Work to complete: Search the listing below for "sempre". Copy each matching line.

Input:
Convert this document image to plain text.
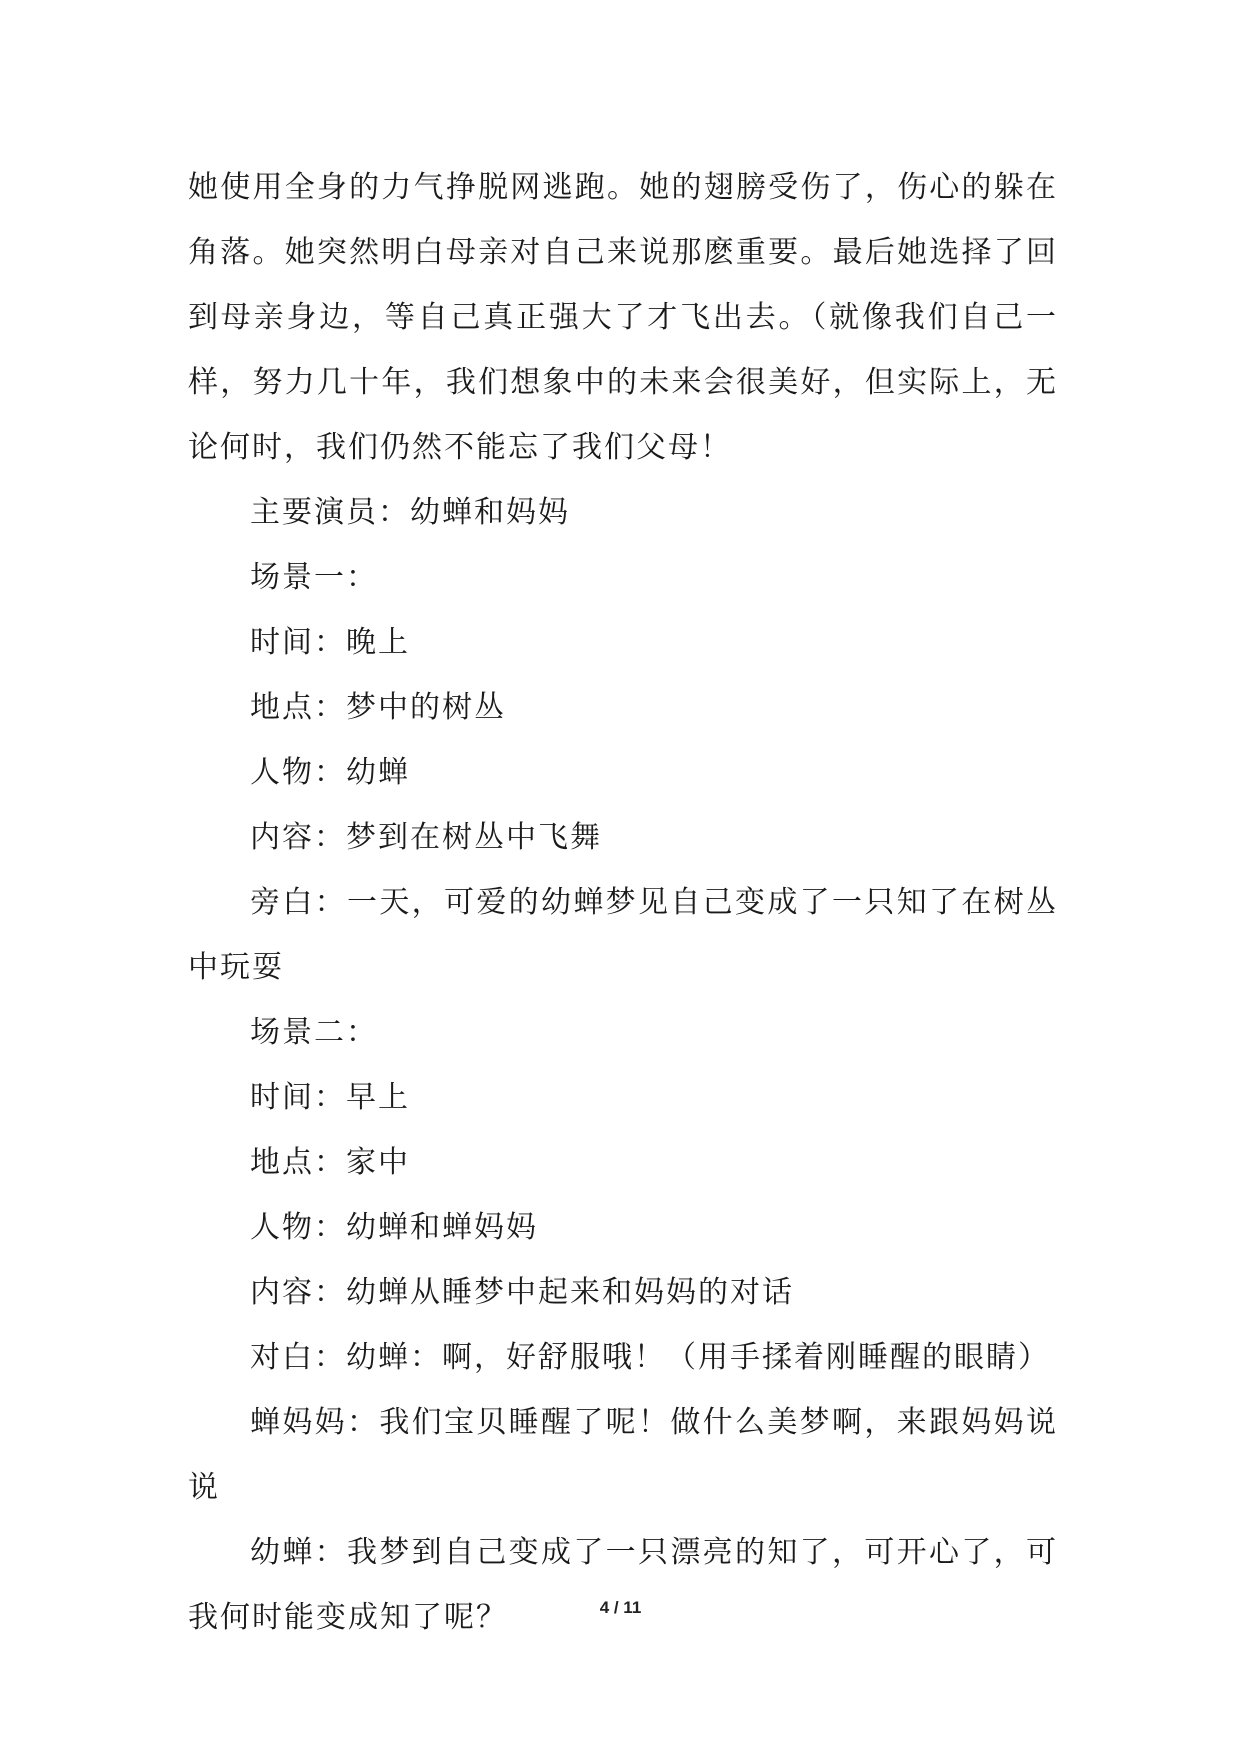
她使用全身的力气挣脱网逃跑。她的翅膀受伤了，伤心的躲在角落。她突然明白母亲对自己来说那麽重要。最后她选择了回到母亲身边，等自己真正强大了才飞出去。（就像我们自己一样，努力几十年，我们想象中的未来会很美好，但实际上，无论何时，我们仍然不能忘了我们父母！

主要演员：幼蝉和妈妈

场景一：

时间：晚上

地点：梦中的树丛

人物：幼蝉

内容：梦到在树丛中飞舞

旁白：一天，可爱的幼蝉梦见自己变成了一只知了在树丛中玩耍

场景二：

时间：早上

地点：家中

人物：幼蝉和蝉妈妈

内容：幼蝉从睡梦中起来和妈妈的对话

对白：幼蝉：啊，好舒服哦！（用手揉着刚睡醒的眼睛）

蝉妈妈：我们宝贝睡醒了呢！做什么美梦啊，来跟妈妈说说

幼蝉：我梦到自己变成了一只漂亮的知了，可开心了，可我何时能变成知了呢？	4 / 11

--

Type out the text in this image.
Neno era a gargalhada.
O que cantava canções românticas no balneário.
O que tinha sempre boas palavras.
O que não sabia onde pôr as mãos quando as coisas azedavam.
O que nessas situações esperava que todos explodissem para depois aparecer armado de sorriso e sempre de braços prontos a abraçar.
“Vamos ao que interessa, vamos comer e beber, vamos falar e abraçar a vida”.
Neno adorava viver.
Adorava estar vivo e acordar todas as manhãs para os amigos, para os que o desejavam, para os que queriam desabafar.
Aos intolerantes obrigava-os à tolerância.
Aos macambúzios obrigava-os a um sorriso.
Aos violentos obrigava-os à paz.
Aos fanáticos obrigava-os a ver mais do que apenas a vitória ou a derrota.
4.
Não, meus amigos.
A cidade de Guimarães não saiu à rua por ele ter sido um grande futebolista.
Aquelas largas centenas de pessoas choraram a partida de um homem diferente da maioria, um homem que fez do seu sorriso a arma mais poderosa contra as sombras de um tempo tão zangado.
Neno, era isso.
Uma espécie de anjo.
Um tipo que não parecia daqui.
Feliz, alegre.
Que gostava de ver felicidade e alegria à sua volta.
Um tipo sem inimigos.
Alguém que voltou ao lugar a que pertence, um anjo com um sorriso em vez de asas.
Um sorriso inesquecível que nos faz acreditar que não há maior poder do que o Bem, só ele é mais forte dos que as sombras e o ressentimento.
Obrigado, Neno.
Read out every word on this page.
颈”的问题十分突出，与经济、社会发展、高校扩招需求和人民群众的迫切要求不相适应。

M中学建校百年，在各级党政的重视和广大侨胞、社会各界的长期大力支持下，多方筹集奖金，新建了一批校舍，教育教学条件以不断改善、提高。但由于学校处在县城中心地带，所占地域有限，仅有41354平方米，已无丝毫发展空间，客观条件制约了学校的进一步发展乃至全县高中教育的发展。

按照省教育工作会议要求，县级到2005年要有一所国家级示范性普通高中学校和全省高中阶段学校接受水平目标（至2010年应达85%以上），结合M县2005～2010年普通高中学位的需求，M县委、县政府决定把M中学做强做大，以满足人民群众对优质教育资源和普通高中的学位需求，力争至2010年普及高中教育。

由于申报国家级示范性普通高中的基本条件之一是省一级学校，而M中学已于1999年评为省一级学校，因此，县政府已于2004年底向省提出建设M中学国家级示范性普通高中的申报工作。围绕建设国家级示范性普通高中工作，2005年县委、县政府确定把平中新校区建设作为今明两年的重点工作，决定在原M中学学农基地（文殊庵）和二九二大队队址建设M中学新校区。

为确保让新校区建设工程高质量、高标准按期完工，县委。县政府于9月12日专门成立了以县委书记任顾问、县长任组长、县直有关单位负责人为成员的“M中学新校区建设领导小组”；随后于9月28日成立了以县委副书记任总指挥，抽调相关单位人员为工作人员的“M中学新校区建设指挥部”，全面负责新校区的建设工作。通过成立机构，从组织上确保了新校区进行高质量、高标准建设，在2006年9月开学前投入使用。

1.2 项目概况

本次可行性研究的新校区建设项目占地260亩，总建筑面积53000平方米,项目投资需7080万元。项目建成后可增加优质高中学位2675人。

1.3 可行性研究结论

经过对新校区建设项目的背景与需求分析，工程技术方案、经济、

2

--

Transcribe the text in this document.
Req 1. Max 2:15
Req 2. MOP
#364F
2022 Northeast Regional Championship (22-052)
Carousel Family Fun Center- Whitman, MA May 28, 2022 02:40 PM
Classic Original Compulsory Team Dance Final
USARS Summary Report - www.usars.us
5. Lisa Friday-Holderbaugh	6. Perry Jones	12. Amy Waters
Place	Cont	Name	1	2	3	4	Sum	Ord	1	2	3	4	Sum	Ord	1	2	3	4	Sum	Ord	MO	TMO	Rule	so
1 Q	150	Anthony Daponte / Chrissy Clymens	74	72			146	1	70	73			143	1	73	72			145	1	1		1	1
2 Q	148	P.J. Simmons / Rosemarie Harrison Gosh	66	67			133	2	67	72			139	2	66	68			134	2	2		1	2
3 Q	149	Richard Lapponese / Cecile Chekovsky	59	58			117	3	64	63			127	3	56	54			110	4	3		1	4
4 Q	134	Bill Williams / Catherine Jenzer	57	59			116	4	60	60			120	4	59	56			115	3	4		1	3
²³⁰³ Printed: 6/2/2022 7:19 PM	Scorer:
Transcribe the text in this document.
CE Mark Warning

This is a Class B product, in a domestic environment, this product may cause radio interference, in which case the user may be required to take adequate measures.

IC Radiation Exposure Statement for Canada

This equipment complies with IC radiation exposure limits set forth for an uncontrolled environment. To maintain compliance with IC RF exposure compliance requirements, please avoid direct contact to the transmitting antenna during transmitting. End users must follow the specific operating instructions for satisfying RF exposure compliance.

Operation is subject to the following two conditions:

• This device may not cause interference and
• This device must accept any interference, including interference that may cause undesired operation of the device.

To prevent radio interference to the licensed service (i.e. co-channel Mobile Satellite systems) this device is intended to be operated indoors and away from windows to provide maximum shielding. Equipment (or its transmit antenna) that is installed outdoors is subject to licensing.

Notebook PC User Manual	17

Output for this task:
O que tinha sempre boas palavras.
O que nessas situações esperava que todos explodissem para depois aparecer armado de sorriso e sempre de braços prontos a abraçar.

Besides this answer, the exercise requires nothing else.